Stored records:

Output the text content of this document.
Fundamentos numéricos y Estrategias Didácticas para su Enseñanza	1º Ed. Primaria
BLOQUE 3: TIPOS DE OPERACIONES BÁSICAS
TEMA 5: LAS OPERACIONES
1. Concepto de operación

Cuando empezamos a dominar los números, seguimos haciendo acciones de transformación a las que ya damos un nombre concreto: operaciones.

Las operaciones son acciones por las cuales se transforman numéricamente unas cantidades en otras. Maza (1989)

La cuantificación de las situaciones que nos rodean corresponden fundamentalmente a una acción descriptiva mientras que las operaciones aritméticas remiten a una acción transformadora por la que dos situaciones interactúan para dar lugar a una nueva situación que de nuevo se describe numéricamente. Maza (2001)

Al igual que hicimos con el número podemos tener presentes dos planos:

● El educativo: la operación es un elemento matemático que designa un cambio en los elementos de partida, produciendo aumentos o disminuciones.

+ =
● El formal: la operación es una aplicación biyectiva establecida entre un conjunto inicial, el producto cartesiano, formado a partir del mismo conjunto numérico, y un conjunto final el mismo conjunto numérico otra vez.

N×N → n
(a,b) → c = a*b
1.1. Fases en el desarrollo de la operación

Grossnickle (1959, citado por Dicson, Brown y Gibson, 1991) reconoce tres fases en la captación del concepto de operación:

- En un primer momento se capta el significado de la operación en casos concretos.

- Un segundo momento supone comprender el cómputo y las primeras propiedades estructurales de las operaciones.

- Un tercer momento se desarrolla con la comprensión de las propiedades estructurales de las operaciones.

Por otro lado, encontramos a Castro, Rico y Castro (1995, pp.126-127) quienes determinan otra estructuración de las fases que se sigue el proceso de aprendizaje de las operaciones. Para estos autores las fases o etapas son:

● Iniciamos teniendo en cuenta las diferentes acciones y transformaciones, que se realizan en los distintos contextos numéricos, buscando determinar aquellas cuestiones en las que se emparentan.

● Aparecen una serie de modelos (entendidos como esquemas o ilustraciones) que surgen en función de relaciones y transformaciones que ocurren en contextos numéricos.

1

TASK REQUIREMENTS: Only the number is wanted: count the lines of the records that hold the word "contextos".

SOLUTION FOR THIS PROBLEM: 2